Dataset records
################

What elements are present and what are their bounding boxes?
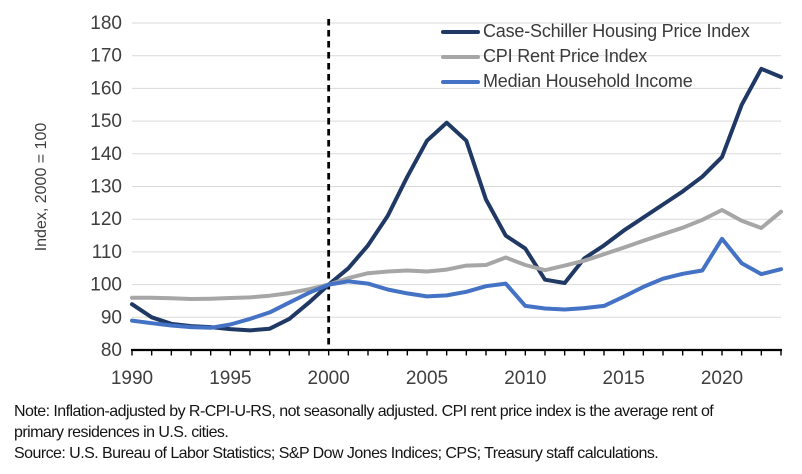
chart-notes: Note: Inflation-adjusted by R-CPI-U-RS, … [14, 401, 756, 464]
x-tick-label: 1990 [111, 368, 153, 389]
note-text: Note: Inflation-adjusted by R-CPI-U-RS, … [14, 403, 714, 441]
series-line-1 [130, 208, 783, 301]
y-tick-label: 120 [90, 209, 122, 230]
axis-layer: 1990 1995 2000 2005 2010 2015 2020 [111, 348, 782, 389]
legend-item-case-schiller: Case-Schiller Housing Price Index [441, 19, 750, 44]
series-line-0 [130, 66, 783, 333]
x-tick-label: 2005 [406, 368, 448, 389]
gridline-layer: 80 90 100 110 120 130 140 150 160 170 180 [90, 13, 781, 361]
y-tick-label: 90 [101, 307, 122, 328]
y-tick-label: 150 [90, 111, 122, 132]
series-layer [130, 66, 783, 333]
y-axis-title: Index, 2000 = 100 [33, 123, 50, 252]
y-tick-label: 180 [90, 13, 122, 34]
y-tick-label: 100 [90, 275, 122, 296]
legend-label-median-income: Median Household Income [483, 71, 693, 91]
x-tick-label: 2010 [504, 368, 546, 389]
x-tick-label: 2020 [701, 368, 743, 389]
source-text: Source: U.S. Bureau of Labor Statistics;… [14, 445, 659, 462]
legend-line-swatch-gray [441, 54, 480, 59]
legend-line-swatch-blue [441, 79, 480, 84]
x-tick-label: 2000 [308, 368, 350, 389]
x-tick-label: 1995 [209, 368, 251, 389]
x-tick-label: 2015 [603, 368, 645, 389]
legend-label-case-schiller: Case-Schiller Housing Price Index [483, 21, 750, 41]
y-tick-label: 170 [90, 46, 122, 67]
y-tick-label: 80 [101, 340, 122, 361]
legend-item-cpi-rent: CPI Rent Price Index [441, 44, 750, 69]
line-chart: Index, 2000 = 100 80 90 100 110 120 130 140 150… [33, 13, 783, 389]
legend-line-swatch-navy [441, 29, 480, 34]
y-tick-label: 140 [90, 144, 122, 165]
y-tick-label: 110 [92, 242, 122, 263]
legend-label-cpi-rent: CPI Rent Price Index [483, 46, 648, 66]
y-tick-label: 160 [90, 78, 122, 99]
y-tick-label: 130 [90, 177, 122, 198]
chart-legend: Case-Schiller Housing Price Index CPI Re… [441, 19, 750, 94]
series-line-2 [130, 236, 783, 330]
legend-item-median-income: Median Household Income [441, 69, 750, 94]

################

Update the rows so that each "x-tick-label" becomes "x-axis-tick", keeping everything else the same. Omit the pictures from your answer.

What elements are present and what are their bounding boxes?
chart-notes: Note: Inflation-adjusted by R-CPI-U-RS, … [14, 401, 756, 464]
x-axis-tick: 1990 [111, 368, 153, 389]
note-text: Note: Inflation-adjusted by R-CPI-U-RS, … [14, 403, 714, 441]
series-line-1 [130, 208, 783, 301]
y-tick-label: 120 [90, 209, 122, 230]
axis-layer: 1990 1995 2000 2005 2010 2015 2020 [111, 348, 782, 389]
legend-item-case-schiller: Case-Schiller Housing Price Index [441, 19, 750, 44]
series-line-0 [130, 66, 783, 333]
x-axis-tick: 2005 [406, 368, 448, 389]
gridline-layer: 80 90 100 110 120 130 140 150 160 170 180 [90, 13, 781, 361]
y-tick-label: 90 [101, 307, 122, 328]
y-tick-label: 150 [90, 111, 122, 132]
series-layer [130, 66, 783, 333]
y-axis-title: Index, 2000 = 100 [33, 123, 50, 252]
y-tick-label: 180 [90, 13, 122, 34]
y-tick-label: 100 [90, 275, 122, 296]
legend-label-median-income: Median Household Income [483, 71, 693, 91]
x-axis-tick: 2010 [504, 368, 546, 389]
x-axis-tick: 2020 [701, 368, 743, 389]
source-text: Source: U.S. Bureau of Labor Statistics;… [14, 445, 659, 462]
legend-line-swatch-gray [441, 54, 480, 59]
legend-line-swatch-blue [441, 79, 480, 84]
x-axis-tick: 2000 [308, 368, 350, 389]
x-axis-tick: 1995 [209, 368, 251, 389]
x-axis-tick: 2015 [603, 368, 645, 389]
legend-label-case-schiller: Case-Schiller Housing Price Index [483, 21, 750, 41]
y-tick-label: 170 [90, 46, 122, 67]
y-tick-label: 80 [101, 340, 122, 361]
legend-item-cpi-rent: CPI Rent Price Index [441, 44, 750, 69]
line-chart: Index, 2000 = 100 80 90 100 110 120 130 140 150… [33, 13, 783, 389]
legend-line-swatch-navy [441, 29, 480, 34]
y-tick-label: 140 [90, 144, 122, 165]
y-tick-label: 110 [92, 242, 122, 263]
legend-label-cpi-rent: CPI Rent Price Index [483, 46, 648, 66]
y-tick-label: 160 [90, 78, 122, 99]
y-tick-label: 130 [90, 177, 122, 198]
chart-legend: Case-Schiller Housing Price Index CPI Re… [441, 19, 750, 94]
series-line-2 [130, 236, 783, 330]
legend-item-median-income: Median Household Income [441, 69, 750, 94]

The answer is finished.